▼
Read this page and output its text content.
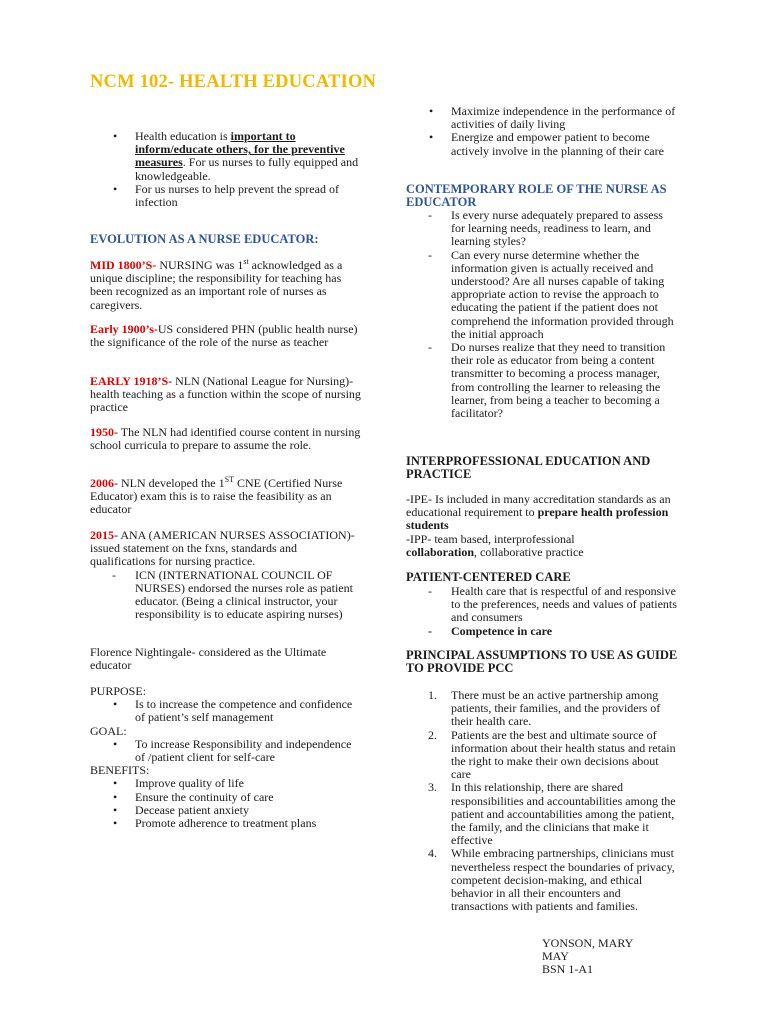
NCM 102- HEALTH EDUCATION
• Health education is important to inform/educate others, for the preventive measures. For us nurses to fully equipped and knowledgeable.
• For us nurses to help prevent the spread of infection

EVOLUTION AS A NURSE EDUCATOR:

MID 1800’S- NURSING was 1st acknowledged as a unique discipline; the responsibility for teaching has been recognized as an important role of nurses as caregivers.

Early 1900’s-US considered PHN (public health nurse) the significance of the role of the nurse as teacher

EARLY 1918’S- NLN (National League for Nursing)- health teaching as a function within the scope of nursing practice

1950- The NLN had identified course content in nursing school curricula to prepare to assume the role.

2006- NLN developed the 1ST CNE (Certified Nurse Educator) exam this is to raise the feasibility as an educator

2015- ANA (AMERICAN NURSES ASSOCIATION)- issued statement on the fxns, standards and qualifications for nursing practice.

- ICN (INTERNATIONAL COUNCIL OF NURSES) endorsed the nurses role as patient educator. (Being a clinical instructor, your responsibility is to educate aspiring nurses)

Florence Nightingale- considered as the Ultimate educator

PURPOSE:

• Is to increase the competence and confidence of patient’s self management

GOAL:

• To increase Responsibility and independence of /patient client for self-care

BENEFITS:

• Improve quality of life
• Ensure the continuity of care
• Decease patient anxiety
• Promote adherence to treatment plans
• Maximize independence in the performance of activities of daily living
• Energize and empower patient to become actively involve in the planning of their care

CONTEMPORARY ROLE OF THE NURSE AS EDUCATOR

- Is every nurse adequately prepared to assess for learning needs, readiness to learn, and learning styles?
- Can every nurse determine whether the information given is actually received and understood? Are all nurses capable of taking appropriate action to revise the approach to educating the patient if the patient does not comprehend the information provided through the initial approach
- Do nurses realize that they need to transition their role as educator from being a content transmitter to becoming a process manager, from controlling the learner to releasing the learner, from being a teacher to becoming a facilitator?

INTERPROFESSIONAL EDUCATION AND PRACTICE

-IPE- Is included in many accreditation standards as an educational requirement to prepare health profession students

-IPP- team based, interprofessional
collaboration, collaborative practice

PATIENT-CENTERED CARE

- Health care that is respectful of and responsive to the preferences, needs and values of patients and consumers
- Competence in care

PRINCIPAL ASSUMPTIONS TO USE AS GUIDE TO PROVIDE PCC

1. There must be an active partnership among patients, their families, and the providers of their health care.
2. Patients are the best and ultimate source of information about their health status and retain the right to make their own decisions about care
3. In this relationship, there are shared responsibilities and accountabilities among the patient and accountabilities among the patient, the family, and the clinicians that make it effective
4. While embracing partnerships, clinicians must nevertheless respect the boundaries of privacy, competent decision-making, and ethical behavior in all their encounters and transactions with patients and families.
YONSON, MARY
MAY
BSN 1-A1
▲
* [Aim of the exercise]:
Note each line above that holds "teacher", then copy all of them.

* [Answer box]:
Early 1900’s-US considered PHN (public health nurse) the significance of the role of the nurse as teacher
- Do nurses realize that they need to transition their role as educator from being a content transmitter to becoming a process manager, from controlling the learner to releasing the learner, from being a teacher to becoming a facilitator?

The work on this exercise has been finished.